--- TASK OBJECTIVE ---
Can you print the material below without changes, starting at the line containing "- n-value-a: 52: [735, 67, 791, 91]" and ending at the line containing "- data-point: [125, 626, 145, 646]", with both of those lines included?

--- RAW RECORDS ---

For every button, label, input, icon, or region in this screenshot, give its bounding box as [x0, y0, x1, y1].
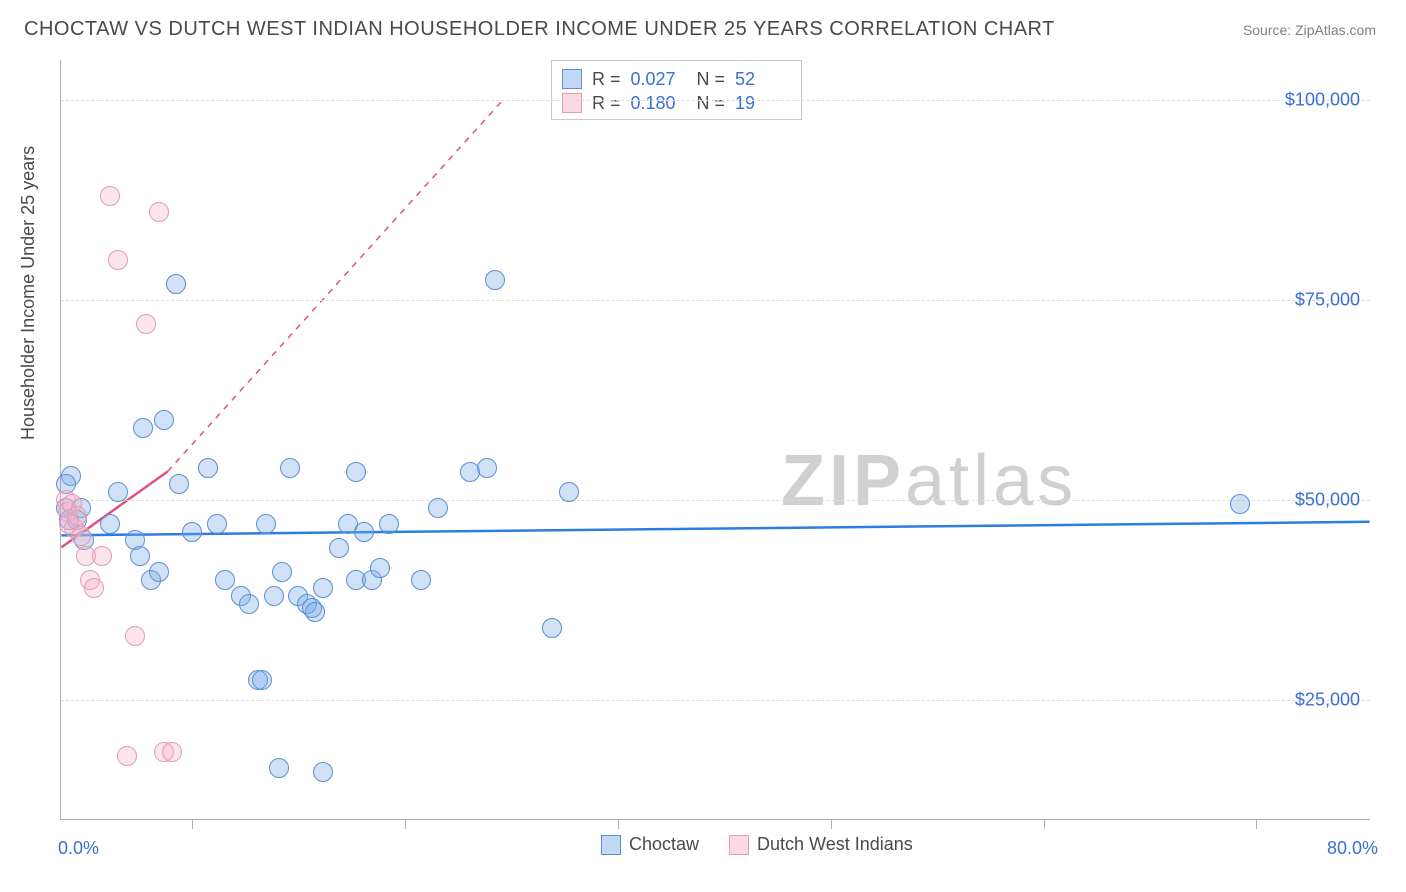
- n-value-a: 52: [735, 67, 791, 91]
- legend-item-b: Dutch West Indians: [729, 834, 913, 855]
- gridline: [61, 100, 1370, 101]
- data-point: [117, 746, 137, 766]
- data-point: [84, 578, 104, 598]
- y-axis-title: Householder Income Under 25 years: [18, 146, 39, 440]
- n-label: N =: [697, 91, 726, 115]
- data-point: [67, 506, 87, 526]
- y-tick-label: $100,000: [1285, 90, 1360, 111]
- r-label: R =: [592, 91, 621, 115]
- data-point: [149, 562, 169, 582]
- data-point: [370, 558, 390, 578]
- data-point: [100, 514, 120, 534]
- y-tick-label: $75,000: [1295, 290, 1360, 311]
- data-point: [485, 270, 505, 290]
- legend-label: Dutch West Indians: [757, 834, 913, 855]
- scatter-plot: ZIPatlas R = 0.027 N = 52 R = 0.180 N = …: [60, 60, 1370, 820]
- data-point: [346, 462, 366, 482]
- chart-title: CHOCTAW VS DUTCH WEST INDIAN HOUSEHOLDER…: [24, 18, 1055, 41]
- data-point: [100, 186, 120, 206]
- data-point: [92, 546, 112, 566]
- gridline: [61, 300, 1370, 301]
- data-point: [182, 522, 202, 542]
- data-point: [272, 562, 292, 582]
- r-value-a: 0.027: [631, 67, 687, 91]
- data-point: [125, 626, 145, 646]
- data-point: [252, 670, 272, 690]
- correlation-legend: R = 0.027 N = 52 R = 0.180 N = 19: [551, 60, 802, 120]
- data-point: [71, 526, 91, 546]
- data-point: [133, 418, 153, 438]
- legend-row-b: R = 0.180 N = 19: [562, 91, 791, 115]
- swatch-a-icon: [562, 69, 582, 89]
- x-tick: [831, 819, 832, 829]
- x-max-label: 80.0%: [1327, 838, 1378, 859]
- r-label: R =: [592, 67, 621, 91]
- y-tick-label: $50,000: [1295, 490, 1360, 511]
- x-tick: [192, 819, 193, 829]
- swatch-b-icon: [562, 93, 582, 113]
- legend-row-a: R = 0.027 N = 52: [562, 67, 791, 91]
- data-point: [108, 482, 128, 502]
- data-point: [411, 570, 431, 590]
- trend-lines: [61, 60, 1370, 819]
- data-point: [166, 274, 186, 294]
- data-point: [162, 742, 182, 762]
- gridline: [61, 500, 1370, 501]
- data-point: [149, 202, 169, 222]
- legend-label: Choctaw: [629, 834, 699, 855]
- source-label: Source: ZipAtlas.com: [1243, 22, 1376, 38]
- data-point: [1230, 494, 1250, 514]
- r-value-b: 0.180: [631, 91, 687, 115]
- data-point: [169, 474, 189, 494]
- data-point: [559, 482, 579, 502]
- data-point: [542, 618, 562, 638]
- y-tick-label: $25,000: [1295, 690, 1360, 711]
- x-tick: [1044, 819, 1045, 829]
- data-point: [379, 514, 399, 534]
- data-point: [329, 538, 349, 558]
- data-point: [477, 458, 497, 478]
- series-legend: Choctaw Dutch West Indians: [601, 834, 913, 855]
- n-label: N =: [697, 67, 726, 91]
- data-point: [354, 522, 374, 542]
- swatch-a-icon: [601, 835, 621, 855]
- data-point: [313, 762, 333, 782]
- data-point: [207, 514, 227, 534]
- x-tick: [1256, 819, 1257, 829]
- data-point: [130, 546, 150, 566]
- x-tick: [405, 819, 406, 829]
- data-point: [280, 458, 300, 478]
- data-point: [313, 578, 333, 598]
- data-point: [154, 410, 174, 430]
- data-point: [428, 498, 448, 518]
- data-point: [264, 586, 284, 606]
- data-point: [198, 458, 218, 478]
- data-point: [269, 758, 289, 778]
- data-point: [108, 250, 128, 270]
- legend-item-a: Choctaw: [601, 834, 699, 855]
- data-point: [136, 314, 156, 334]
- x-tick: [618, 819, 619, 829]
- n-value-b: 19: [735, 91, 791, 115]
- gridline: [61, 700, 1370, 701]
- swatch-b-icon: [729, 835, 749, 855]
- x-min-label: 0.0%: [58, 838, 99, 859]
- data-point: [215, 570, 235, 590]
- data-point: [305, 602, 325, 622]
- data-point: [256, 514, 276, 534]
- data-point: [239, 594, 259, 614]
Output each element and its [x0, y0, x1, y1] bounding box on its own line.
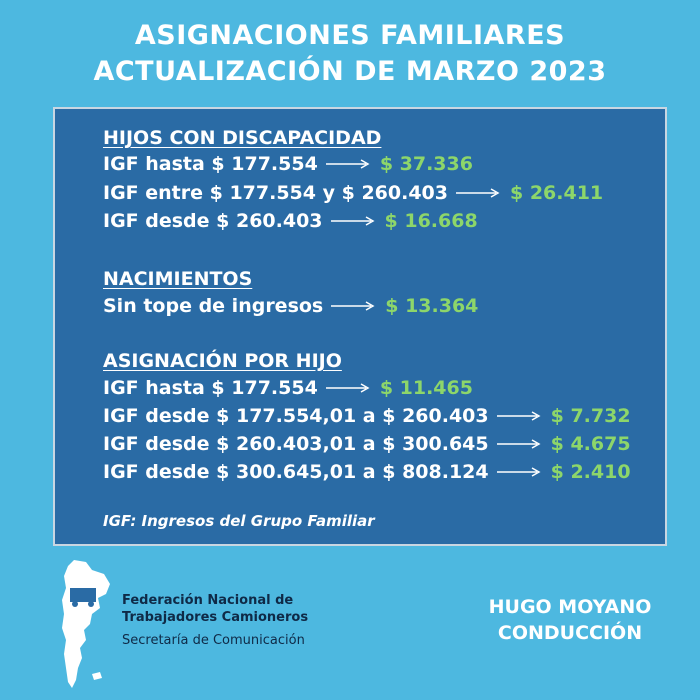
- row-amount: $ 2.410: [550, 461, 631, 483]
- disability-row-2: IGF entre $ 177.554 y $ 260.403 $ 26.411: [103, 182, 603, 204]
- row-label: Sin tope de ingresos: [103, 295, 324, 317]
- row-label: IGF entre $ 177.554 y $ 260.403: [103, 182, 448, 204]
- arrow-icon: [325, 159, 370, 169]
- argentina-map-logo-icon: [62, 560, 110, 688]
- arrow-icon: [331, 301, 375, 311]
- row-amount: $ 16.668: [384, 210, 478, 232]
- section-title-births: NACIMIENTOS: [103, 268, 253, 290]
- arrow-icon: [330, 216, 375, 226]
- disability-row-1: IGF hasta $ 177.554 $ 37.336: [103, 153, 473, 175]
- row-amount: $ 13.364: [385, 295, 479, 317]
- info-panel: HIJOS CON DISCAPACIDAD IGF hasta $ 177.5…: [53, 107, 667, 546]
- disability-row-3: IGF desde $ 260.403 $ 16.668: [103, 210, 478, 232]
- row-label: IGF hasta $ 177.554: [103, 153, 318, 175]
- row-amount: $ 37.336: [379, 153, 473, 175]
- signature-line1: HUGO MOYANO: [488, 596, 652, 618]
- signature-block: HUGO MOYANO CONDUCCIÓN: [480, 594, 660, 646]
- arrow-icon: [325, 383, 370, 393]
- section-title-disability: HIJOS CON DISCAPACIDAD: [103, 127, 382, 149]
- per-child-row-2: IGF desde $ 177.554,01 a $ 260.403 $ 7.7…: [103, 405, 631, 427]
- arrow-icon: [496, 411, 541, 421]
- row-label: IGF desde $ 260.403: [103, 210, 323, 232]
- per-child-row-1: IGF hasta $ 177.554 $ 11.465: [103, 377, 473, 399]
- signature-line2: CONDUCCIÓN: [497, 622, 643, 644]
- header-title-line2: ACTUALIZACIÓN DE MARZO 2023: [93, 56, 607, 87]
- births-row-1: Sin tope de ingresos $ 13.364: [103, 295, 478, 317]
- org-department: Secretaría de Comunicación: [122, 633, 305, 648]
- arrow-icon: [496, 439, 541, 449]
- arrow-icon: [496, 467, 541, 477]
- row-label: IGF desde $ 300.645,01 a $ 808.124: [103, 461, 489, 483]
- org-name-line1: Federación Nacional de: [122, 593, 294, 608]
- row-amount: $ 26.411: [510, 182, 604, 204]
- per-child-row-4: IGF desde $ 300.645,01 a $ 808.124 $ 2.4…: [103, 461, 631, 483]
- row-label: IGF hasta $ 177.554: [103, 377, 318, 399]
- row-label: IGF desde $ 260.403,01 a $ 300.645: [103, 433, 489, 455]
- row-amount: $ 11.465: [379, 377, 473, 399]
- footnote: IGF: Ingresos del Grupo Familiar: [103, 512, 375, 530]
- org-name-line2: Trabajadores Camioneros: [122, 610, 309, 625]
- section-title-per-child: ASIGNACIÓN POR HIJO: [103, 350, 342, 372]
- row-label: IGF desde $ 177.554,01 a $ 260.403: [103, 405, 489, 427]
- row-amount: $ 4.675: [550, 433, 631, 455]
- header-title-line1: ASIGNACIONES FAMILIARES: [134, 20, 566, 51]
- per-child-row-3: IGF desde $ 260.403,01 a $ 300.645 $ 4.6…: [103, 433, 631, 455]
- page-header: ASIGNACIONES FAMILIARES ACTUALIZACIÓN DE…: [0, 18, 700, 90]
- organization-block: Federación Nacional de Trabajadores Cami…: [122, 592, 308, 649]
- row-amount: $ 7.732: [550, 405, 631, 427]
- arrow-icon: [456, 188, 500, 198]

--- REPLY TO THE TASK ---
- n-value-a: 52: [735, 67, 791, 91]
- legend-item-b: Dutch West Indians: [729, 834, 913, 855]
- gridline: [61, 100, 1370, 101]
- data-point: [117, 746, 137, 766]
- data-point: [84, 578, 104, 598]
- y-axis-title: Householder Income Under 25 years: [18, 146, 39, 440]
- n-label: N =: [697, 91, 726, 115]
- data-point: [67, 506, 87, 526]
- y-tick-label: $100,000: [1285, 90, 1360, 111]
- r-label: R =: [592, 91, 621, 115]
- data-point: [149, 562, 169, 582]
- data-point: [370, 558, 390, 578]
- data-point: [100, 514, 120, 534]
- y-tick-label: $75,000: [1295, 290, 1360, 311]
- data-point: [485, 270, 505, 290]
- legend-label: Dutch West Indians: [757, 834, 913, 855]
- scatter-plot: ZIPatlas R = 0.027 N = 52 R = 0.180 N = …: [60, 60, 1370, 820]
- data-point: [346, 462, 366, 482]
- chart-title: CHOCTAW VS DUTCH WEST INDIAN HOUSEHOLDER…: [24, 18, 1055, 41]
- data-point: [100, 186, 120, 206]
- data-point: [92, 546, 112, 566]
- gridline: [61, 300, 1370, 301]
- data-point: [182, 522, 202, 542]
- data-point: [272, 562, 292, 582]
- r-value-a: 0.027: [631, 67, 687, 91]
- data-point: [125, 626, 145, 646]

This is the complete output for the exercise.